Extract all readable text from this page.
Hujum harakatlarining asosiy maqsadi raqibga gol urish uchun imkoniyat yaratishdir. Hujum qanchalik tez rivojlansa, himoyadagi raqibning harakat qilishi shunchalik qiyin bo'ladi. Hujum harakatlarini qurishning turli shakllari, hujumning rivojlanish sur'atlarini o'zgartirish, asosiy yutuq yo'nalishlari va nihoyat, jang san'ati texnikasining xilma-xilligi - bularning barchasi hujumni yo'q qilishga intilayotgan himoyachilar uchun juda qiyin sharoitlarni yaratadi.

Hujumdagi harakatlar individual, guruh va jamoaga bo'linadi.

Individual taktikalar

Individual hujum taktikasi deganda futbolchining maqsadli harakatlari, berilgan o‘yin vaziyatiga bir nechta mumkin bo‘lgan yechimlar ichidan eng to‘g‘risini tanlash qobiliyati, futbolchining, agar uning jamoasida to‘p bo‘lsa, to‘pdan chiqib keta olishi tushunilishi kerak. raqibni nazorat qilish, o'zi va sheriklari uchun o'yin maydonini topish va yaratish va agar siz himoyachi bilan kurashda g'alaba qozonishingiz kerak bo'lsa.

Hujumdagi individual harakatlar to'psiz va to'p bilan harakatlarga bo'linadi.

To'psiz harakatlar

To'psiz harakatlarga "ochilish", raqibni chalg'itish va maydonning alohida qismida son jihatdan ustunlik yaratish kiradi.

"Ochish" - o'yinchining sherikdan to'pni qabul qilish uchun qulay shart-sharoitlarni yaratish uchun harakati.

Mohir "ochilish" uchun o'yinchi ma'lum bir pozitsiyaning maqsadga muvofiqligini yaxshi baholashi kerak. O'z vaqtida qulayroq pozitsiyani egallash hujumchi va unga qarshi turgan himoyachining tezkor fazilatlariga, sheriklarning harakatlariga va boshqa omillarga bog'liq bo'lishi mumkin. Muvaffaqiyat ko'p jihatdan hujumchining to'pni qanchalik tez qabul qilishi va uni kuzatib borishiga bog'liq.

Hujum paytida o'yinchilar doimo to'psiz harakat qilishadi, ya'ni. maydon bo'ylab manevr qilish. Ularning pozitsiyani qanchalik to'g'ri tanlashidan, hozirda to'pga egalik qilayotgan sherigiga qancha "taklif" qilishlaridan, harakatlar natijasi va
======
• Your goal
Extract all lines from the data in which "sharoitlarni" is found.

• Exercise response
Hujum harakatlarining asosiy maqsadi raqibga gol urish uchun imkoniyat yaratishdir. Hujum qanchalik tez rivojlansa, himoyadagi raqibning harakat qilishi shunchalik qiyin bo'ladi. Hujum harakatlarini qurishning turli shakllari, hujumning rivojlanish sur'atlarini o'zgartirish, asosiy yutuq yo'nalishlari va nihoyat, jang san'ati texnikasining xilma-xilligi - bularning barchasi hujumni yo'q qilishga intilayotgan himoyachilar uchun juda qiyin sharoitlarni yaratadi.
"Ochish" - o'yinchining sherikdan to'pni qabul qilish uchun qulay shart-sharoitlarni yaratish uchun harakati.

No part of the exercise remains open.